──────── Recorded data ────────

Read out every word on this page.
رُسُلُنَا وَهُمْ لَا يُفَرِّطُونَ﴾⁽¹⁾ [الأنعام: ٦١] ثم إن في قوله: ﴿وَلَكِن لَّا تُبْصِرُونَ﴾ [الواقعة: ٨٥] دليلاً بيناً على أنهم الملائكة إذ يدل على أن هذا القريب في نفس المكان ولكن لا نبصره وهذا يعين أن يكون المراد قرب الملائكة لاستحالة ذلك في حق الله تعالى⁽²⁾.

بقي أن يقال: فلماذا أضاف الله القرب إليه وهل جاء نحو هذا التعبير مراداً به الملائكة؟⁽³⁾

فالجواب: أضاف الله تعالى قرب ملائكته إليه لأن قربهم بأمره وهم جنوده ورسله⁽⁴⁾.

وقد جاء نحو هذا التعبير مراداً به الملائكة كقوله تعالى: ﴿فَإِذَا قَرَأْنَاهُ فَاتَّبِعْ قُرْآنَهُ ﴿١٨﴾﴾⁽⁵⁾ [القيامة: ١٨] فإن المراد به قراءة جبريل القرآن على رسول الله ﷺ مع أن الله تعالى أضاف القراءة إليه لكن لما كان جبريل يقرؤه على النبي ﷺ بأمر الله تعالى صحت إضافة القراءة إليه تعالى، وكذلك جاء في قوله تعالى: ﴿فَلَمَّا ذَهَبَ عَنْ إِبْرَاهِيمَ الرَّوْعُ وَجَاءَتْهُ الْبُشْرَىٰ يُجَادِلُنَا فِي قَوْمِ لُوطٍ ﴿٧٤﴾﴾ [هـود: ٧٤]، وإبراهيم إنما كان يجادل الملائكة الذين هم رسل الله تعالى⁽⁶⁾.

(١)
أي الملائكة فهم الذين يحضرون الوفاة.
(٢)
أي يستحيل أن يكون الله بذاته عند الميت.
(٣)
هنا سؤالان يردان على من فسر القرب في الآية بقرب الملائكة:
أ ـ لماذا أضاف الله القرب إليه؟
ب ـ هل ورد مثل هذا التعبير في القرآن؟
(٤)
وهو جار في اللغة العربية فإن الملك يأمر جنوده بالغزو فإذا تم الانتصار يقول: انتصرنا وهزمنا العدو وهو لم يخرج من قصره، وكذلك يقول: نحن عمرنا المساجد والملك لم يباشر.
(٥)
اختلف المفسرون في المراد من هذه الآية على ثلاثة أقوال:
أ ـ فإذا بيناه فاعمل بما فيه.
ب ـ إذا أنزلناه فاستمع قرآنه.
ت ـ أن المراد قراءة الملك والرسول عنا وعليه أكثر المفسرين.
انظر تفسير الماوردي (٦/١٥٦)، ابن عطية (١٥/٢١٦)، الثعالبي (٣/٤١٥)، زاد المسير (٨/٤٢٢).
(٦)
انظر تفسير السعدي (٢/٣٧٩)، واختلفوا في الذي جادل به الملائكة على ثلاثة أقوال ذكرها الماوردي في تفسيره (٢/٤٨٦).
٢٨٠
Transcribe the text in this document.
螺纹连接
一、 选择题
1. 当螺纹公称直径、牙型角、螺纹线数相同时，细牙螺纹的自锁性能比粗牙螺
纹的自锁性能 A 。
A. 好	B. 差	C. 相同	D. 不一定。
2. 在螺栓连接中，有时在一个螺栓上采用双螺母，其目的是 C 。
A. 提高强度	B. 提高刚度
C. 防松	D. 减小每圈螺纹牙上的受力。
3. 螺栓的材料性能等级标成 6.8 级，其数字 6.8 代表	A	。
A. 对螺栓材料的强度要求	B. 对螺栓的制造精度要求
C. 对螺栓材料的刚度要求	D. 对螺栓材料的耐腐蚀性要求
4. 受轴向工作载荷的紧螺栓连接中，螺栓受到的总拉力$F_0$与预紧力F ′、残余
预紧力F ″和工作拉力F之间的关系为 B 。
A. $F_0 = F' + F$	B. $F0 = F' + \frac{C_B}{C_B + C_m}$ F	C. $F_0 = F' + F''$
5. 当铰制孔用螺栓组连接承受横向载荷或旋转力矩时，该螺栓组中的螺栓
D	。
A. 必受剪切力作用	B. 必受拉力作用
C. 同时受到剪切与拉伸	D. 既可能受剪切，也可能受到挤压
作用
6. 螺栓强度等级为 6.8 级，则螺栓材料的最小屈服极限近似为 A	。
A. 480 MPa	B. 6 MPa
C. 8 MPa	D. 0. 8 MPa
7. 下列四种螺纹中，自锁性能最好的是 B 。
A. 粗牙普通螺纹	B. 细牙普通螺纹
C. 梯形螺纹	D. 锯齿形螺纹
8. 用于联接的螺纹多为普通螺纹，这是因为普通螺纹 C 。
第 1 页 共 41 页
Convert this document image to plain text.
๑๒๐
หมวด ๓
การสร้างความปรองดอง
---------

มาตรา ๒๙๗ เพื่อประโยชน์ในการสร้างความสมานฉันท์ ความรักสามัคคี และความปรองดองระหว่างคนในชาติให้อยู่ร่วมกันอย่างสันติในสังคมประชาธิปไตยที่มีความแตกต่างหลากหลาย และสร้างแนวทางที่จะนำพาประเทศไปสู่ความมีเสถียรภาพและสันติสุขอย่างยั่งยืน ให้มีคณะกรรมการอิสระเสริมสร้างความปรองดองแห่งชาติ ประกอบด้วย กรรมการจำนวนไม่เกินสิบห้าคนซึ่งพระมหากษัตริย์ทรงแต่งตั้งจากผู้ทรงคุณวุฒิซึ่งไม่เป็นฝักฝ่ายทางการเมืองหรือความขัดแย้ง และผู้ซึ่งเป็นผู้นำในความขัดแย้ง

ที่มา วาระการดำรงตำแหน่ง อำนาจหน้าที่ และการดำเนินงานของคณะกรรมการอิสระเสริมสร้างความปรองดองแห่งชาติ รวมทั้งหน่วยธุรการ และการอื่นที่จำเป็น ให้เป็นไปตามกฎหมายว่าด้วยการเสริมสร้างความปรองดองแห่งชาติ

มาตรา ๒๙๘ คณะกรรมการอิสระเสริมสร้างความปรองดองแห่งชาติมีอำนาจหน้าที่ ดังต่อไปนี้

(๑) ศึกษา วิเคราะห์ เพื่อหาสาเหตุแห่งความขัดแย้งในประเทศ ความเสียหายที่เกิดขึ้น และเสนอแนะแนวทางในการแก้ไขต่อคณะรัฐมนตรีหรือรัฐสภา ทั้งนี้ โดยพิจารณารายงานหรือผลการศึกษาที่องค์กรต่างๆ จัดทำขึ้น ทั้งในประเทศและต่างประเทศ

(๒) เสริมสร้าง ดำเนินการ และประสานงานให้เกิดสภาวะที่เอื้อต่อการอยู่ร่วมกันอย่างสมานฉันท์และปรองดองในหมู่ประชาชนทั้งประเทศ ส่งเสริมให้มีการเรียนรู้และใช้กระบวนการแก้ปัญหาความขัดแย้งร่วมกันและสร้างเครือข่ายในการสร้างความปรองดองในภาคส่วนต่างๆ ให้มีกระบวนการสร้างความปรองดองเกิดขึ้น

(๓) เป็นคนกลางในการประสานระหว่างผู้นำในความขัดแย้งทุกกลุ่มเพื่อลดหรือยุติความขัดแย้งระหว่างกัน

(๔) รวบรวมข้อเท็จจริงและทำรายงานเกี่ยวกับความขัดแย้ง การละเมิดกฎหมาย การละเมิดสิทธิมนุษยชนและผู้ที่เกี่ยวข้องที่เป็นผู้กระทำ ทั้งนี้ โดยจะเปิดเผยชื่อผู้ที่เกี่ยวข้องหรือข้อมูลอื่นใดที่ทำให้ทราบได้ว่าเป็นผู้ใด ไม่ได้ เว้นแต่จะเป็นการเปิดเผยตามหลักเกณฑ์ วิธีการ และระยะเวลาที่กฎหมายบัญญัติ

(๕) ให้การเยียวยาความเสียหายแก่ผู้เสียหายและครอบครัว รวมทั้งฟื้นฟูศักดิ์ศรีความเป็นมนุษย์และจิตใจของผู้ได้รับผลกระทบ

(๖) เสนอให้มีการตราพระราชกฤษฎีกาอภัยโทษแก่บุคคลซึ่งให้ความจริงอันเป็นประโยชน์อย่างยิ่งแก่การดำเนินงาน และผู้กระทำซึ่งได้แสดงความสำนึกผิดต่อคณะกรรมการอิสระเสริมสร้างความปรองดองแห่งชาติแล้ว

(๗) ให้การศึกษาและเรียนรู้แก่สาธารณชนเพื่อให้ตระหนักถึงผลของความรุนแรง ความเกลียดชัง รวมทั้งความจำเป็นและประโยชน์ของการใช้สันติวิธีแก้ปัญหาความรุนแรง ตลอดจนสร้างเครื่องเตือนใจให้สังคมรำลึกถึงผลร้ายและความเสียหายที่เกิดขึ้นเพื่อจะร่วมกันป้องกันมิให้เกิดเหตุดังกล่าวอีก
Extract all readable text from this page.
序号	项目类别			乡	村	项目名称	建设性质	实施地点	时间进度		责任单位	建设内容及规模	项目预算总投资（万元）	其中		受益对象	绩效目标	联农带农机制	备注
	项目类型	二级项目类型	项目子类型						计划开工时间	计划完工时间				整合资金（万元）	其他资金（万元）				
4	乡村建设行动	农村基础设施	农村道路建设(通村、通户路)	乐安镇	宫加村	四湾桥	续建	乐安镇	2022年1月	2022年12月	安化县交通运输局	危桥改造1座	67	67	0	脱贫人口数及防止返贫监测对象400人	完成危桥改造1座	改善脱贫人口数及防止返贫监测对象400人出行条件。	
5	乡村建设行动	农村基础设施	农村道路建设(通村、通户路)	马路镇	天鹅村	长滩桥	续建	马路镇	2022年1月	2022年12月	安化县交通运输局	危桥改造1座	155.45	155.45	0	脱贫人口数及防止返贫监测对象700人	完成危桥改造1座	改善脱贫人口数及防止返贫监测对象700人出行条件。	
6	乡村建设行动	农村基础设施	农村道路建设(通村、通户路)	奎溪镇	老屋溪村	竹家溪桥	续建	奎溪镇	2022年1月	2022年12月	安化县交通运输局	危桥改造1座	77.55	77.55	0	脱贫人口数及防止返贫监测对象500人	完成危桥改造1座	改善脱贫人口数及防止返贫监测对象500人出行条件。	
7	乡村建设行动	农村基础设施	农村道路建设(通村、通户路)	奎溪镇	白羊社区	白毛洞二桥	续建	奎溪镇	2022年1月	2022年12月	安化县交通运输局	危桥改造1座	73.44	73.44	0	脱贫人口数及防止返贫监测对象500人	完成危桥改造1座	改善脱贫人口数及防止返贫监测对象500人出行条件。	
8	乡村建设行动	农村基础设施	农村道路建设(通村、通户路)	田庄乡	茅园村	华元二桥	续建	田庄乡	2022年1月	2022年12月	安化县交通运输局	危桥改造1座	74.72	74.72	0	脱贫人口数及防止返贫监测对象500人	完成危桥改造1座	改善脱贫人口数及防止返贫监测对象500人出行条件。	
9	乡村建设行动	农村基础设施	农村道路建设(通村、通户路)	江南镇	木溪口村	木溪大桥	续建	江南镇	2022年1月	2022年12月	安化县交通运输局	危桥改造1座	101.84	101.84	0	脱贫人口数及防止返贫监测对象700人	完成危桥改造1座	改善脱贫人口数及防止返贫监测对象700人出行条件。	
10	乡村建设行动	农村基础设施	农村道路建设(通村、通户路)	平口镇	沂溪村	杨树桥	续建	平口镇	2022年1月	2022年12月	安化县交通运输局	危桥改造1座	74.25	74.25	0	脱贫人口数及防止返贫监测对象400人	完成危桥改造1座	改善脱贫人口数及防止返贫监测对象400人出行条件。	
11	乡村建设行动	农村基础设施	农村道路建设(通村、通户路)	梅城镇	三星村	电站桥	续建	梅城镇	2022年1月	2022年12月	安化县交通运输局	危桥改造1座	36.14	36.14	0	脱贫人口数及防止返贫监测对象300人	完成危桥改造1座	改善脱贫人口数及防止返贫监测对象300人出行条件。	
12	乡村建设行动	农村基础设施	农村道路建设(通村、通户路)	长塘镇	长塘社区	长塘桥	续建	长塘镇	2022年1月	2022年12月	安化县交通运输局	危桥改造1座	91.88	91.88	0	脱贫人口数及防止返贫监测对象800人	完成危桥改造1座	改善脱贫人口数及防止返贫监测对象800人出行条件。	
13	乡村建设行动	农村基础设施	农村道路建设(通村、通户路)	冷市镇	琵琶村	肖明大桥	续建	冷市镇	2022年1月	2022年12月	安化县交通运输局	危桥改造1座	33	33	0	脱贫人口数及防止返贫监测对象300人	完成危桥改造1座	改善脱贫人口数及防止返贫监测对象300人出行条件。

────────

Given task:
Copy out every line of the listing that includes the string "อำนาจหน".

Solution:
ที่มา วาระการดำรงตำแหน่ง อำนาจหน้าที่ และการดำเนินงานของคณะกรรมการอิสระเสริมสร้างความปรองดองแห่งชาติ รวมทั้งหน่วยธุรการ และการอื่นที่จำเป็น ให้เป็นไปตามกฎหมายว่าด้วยการเสริมสร้างความปรองดองแห่งชาติ
มาตรา ๒๙๘ คณะกรรมการอิสระเสริมสร้างความปรองดองแห่งชาติมีอำนาจหน้าที่ ดังต่อไปนี้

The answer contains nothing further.